*EXERCISE*. Tally the lines containing "take" and report the number alone.

** start MATERIAL FOR THE TASK **

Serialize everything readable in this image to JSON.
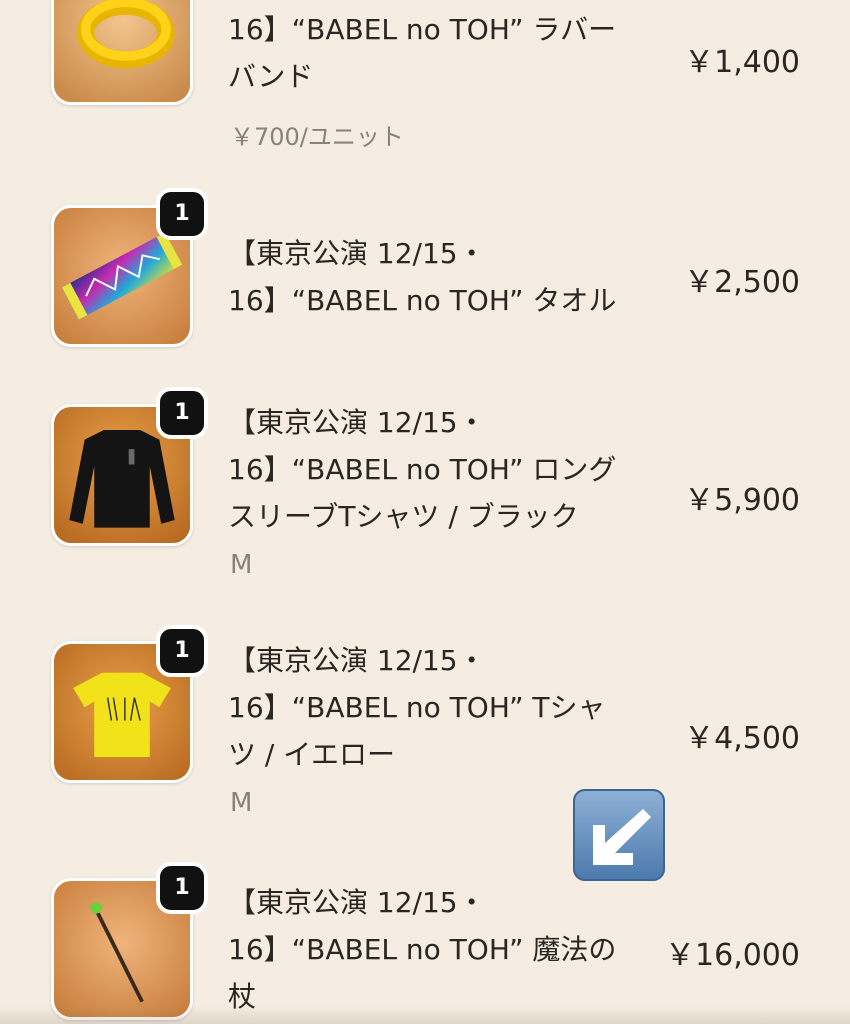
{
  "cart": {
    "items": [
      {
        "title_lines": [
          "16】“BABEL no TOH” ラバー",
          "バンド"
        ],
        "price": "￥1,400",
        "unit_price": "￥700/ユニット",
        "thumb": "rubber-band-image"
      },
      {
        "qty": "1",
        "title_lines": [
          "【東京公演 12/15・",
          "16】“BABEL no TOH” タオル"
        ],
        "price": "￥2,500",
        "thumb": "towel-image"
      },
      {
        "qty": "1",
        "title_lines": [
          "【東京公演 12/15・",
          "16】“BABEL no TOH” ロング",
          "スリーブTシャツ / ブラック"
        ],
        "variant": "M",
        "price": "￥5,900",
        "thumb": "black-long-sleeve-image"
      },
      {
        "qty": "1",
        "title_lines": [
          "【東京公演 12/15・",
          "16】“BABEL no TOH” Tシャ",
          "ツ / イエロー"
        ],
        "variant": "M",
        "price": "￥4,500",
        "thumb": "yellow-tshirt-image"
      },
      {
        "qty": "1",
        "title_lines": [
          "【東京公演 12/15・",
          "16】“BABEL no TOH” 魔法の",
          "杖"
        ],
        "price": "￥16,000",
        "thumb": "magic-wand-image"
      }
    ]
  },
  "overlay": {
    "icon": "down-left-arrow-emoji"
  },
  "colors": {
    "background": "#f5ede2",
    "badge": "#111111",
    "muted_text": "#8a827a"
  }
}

** end MATERIAL FOR THE TASK **
** start MATERIAL FOR THE TASK **

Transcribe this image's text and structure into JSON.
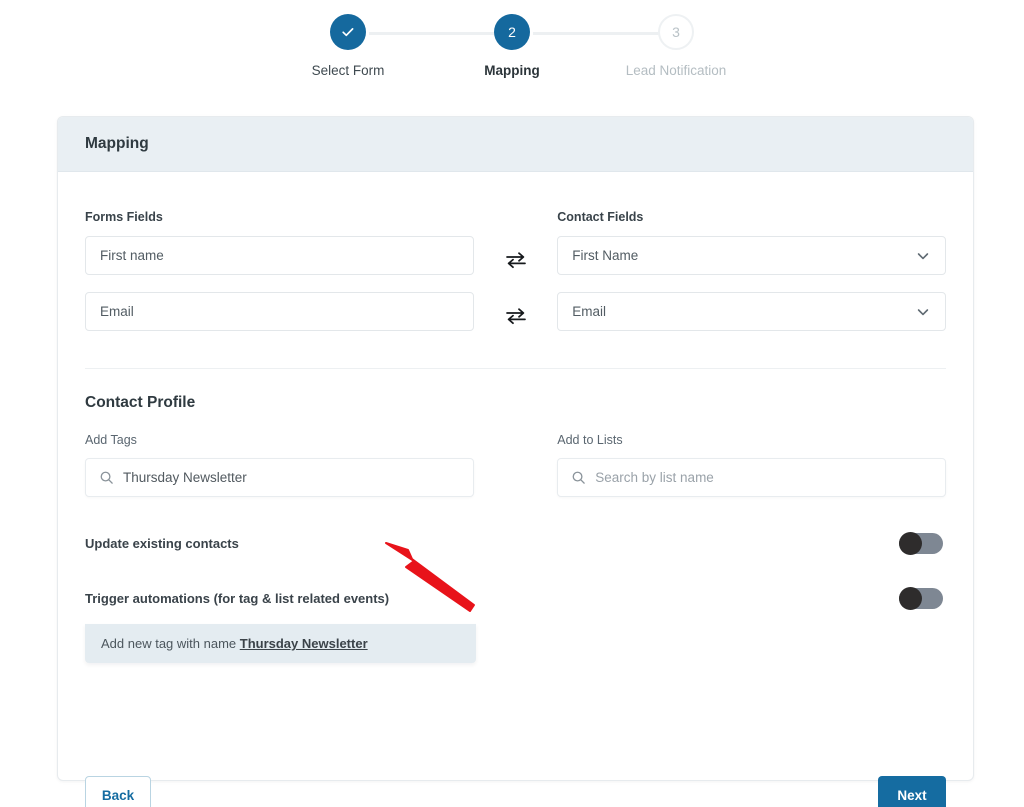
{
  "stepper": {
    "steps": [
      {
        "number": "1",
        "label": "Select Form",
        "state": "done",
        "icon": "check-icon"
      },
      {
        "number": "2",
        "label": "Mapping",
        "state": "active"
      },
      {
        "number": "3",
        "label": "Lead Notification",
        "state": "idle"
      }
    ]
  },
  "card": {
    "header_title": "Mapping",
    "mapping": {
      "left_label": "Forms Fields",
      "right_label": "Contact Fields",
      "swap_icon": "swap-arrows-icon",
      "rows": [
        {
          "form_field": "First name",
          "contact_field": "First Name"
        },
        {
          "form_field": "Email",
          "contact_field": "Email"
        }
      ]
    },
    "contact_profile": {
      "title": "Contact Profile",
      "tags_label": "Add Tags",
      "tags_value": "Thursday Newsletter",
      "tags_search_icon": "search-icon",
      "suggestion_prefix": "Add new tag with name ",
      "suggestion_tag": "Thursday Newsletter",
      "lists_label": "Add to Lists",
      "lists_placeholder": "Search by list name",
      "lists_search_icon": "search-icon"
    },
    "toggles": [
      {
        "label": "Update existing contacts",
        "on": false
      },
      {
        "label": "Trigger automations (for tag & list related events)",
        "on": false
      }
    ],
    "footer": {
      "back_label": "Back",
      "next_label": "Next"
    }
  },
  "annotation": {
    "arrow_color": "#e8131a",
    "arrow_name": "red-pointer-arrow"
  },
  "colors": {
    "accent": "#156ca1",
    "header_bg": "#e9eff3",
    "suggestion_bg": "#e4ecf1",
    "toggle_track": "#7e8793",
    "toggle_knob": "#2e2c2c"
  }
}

** end MATERIAL FOR THE TASK **
** start MATERIAL FOR THE TASK **

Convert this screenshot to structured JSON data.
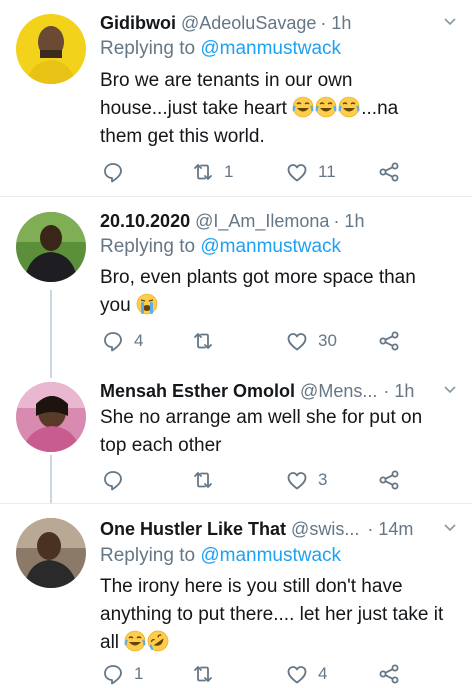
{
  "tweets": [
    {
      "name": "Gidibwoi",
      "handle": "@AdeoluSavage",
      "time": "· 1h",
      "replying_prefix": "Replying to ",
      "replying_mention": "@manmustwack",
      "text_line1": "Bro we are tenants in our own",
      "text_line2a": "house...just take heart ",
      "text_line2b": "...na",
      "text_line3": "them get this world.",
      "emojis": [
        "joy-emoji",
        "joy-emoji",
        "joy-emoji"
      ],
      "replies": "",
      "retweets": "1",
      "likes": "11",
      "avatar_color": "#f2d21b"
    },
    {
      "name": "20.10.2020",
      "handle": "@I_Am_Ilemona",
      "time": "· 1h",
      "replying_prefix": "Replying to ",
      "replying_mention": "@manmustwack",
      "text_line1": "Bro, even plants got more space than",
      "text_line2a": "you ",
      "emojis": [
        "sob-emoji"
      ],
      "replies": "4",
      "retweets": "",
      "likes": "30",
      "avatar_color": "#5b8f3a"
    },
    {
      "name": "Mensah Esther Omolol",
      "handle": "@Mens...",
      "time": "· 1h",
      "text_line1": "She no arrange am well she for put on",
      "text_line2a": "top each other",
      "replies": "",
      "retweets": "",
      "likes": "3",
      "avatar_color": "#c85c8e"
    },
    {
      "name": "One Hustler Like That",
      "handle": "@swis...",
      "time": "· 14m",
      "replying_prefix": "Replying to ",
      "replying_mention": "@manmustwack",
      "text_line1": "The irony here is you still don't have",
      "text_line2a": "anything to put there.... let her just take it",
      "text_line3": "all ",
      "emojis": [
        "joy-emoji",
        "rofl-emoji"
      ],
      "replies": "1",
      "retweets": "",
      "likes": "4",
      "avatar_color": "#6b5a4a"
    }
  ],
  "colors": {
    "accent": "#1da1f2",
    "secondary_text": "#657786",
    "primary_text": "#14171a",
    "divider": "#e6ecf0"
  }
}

** end MATERIAL FOR THE TASK **

*ANSWER TO THE PROBLEM*. 2